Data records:
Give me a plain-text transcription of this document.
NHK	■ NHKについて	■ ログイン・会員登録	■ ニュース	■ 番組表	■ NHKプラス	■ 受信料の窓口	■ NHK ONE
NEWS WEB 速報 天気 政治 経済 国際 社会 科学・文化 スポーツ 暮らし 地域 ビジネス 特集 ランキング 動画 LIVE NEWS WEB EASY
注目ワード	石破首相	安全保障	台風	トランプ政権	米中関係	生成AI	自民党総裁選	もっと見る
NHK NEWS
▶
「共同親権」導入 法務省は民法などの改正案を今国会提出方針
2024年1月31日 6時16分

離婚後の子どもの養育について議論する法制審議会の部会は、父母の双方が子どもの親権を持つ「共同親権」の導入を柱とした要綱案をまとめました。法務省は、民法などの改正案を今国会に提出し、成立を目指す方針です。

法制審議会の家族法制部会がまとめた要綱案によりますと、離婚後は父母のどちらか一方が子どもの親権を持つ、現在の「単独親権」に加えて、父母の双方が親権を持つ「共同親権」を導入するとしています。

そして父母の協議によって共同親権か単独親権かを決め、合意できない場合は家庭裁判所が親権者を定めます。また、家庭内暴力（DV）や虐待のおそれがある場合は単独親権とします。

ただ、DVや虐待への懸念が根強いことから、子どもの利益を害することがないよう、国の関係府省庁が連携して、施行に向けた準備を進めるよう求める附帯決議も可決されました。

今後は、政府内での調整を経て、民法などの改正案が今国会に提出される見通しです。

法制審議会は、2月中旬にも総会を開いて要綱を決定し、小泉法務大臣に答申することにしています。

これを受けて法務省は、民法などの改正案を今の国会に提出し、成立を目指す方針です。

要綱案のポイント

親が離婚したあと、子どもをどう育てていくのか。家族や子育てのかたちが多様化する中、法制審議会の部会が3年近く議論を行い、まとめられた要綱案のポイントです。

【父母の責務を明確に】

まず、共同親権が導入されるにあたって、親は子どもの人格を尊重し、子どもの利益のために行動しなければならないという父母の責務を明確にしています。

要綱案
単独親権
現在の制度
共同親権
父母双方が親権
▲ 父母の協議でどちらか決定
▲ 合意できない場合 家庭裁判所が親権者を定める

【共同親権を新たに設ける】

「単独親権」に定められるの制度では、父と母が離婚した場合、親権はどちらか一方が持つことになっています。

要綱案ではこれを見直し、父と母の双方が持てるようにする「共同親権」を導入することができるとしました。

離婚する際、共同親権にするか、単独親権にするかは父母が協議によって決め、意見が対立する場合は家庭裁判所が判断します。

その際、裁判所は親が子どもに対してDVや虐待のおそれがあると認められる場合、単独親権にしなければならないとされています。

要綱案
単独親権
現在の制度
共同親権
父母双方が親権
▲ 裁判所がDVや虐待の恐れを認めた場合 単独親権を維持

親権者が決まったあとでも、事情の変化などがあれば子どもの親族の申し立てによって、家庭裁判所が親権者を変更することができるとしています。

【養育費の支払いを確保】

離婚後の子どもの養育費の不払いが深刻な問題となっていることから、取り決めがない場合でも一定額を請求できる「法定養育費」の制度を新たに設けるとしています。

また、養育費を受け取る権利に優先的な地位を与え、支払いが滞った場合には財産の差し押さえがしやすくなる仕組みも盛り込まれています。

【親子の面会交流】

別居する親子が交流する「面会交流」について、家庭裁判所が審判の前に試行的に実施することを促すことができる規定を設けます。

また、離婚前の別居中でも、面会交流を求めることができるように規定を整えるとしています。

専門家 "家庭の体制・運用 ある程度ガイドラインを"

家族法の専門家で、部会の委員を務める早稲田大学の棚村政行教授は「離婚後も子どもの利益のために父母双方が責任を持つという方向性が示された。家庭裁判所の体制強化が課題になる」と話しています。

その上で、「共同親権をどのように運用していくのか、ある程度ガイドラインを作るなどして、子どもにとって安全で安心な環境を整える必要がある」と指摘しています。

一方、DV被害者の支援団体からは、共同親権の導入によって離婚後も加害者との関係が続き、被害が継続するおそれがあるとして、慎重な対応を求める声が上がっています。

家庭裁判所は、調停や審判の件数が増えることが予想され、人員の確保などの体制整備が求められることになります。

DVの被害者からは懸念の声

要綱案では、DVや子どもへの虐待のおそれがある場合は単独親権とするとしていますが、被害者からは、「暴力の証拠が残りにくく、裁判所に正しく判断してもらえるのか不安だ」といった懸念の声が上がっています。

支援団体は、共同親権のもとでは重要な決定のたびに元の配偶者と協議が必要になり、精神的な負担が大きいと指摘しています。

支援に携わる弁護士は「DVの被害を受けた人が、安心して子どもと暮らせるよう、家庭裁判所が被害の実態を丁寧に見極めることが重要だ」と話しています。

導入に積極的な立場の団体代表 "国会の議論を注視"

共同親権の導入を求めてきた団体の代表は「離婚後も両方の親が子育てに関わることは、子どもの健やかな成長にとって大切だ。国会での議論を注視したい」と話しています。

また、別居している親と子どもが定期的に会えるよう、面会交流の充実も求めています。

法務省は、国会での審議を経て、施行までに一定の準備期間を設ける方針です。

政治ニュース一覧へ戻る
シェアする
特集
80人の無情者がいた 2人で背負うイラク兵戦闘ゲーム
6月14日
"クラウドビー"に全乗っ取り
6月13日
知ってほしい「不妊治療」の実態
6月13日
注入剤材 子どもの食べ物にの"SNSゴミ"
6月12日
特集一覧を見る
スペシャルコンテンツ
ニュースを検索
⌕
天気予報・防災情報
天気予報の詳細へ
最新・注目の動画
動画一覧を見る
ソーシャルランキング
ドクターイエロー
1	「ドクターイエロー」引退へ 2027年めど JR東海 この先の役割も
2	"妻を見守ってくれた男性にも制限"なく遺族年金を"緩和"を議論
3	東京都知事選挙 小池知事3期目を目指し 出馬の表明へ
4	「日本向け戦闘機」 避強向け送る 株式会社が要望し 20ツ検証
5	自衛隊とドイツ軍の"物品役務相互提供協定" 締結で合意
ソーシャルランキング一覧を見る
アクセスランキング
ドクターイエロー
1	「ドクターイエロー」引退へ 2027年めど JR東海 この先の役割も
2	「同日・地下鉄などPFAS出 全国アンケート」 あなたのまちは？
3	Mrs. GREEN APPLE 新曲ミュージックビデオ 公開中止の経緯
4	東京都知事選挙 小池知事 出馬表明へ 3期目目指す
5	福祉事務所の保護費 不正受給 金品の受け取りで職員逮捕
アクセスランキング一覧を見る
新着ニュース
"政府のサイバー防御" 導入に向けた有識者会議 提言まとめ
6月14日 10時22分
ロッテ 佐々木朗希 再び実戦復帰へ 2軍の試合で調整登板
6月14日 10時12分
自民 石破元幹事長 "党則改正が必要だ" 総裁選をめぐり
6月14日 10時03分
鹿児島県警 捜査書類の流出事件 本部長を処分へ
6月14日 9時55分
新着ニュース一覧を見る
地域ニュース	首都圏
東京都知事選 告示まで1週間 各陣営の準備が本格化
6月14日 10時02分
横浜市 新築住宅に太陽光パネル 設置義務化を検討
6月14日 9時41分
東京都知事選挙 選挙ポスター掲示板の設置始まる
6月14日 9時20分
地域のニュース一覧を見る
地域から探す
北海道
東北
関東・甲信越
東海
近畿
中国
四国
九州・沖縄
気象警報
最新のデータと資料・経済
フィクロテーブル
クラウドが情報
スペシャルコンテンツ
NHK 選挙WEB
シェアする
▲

**WRITTEN EXERCISE:**
Tally up the lines in the records that contain the word "NEWS" and give only the total.

**WRITTEN ANSWER:**
2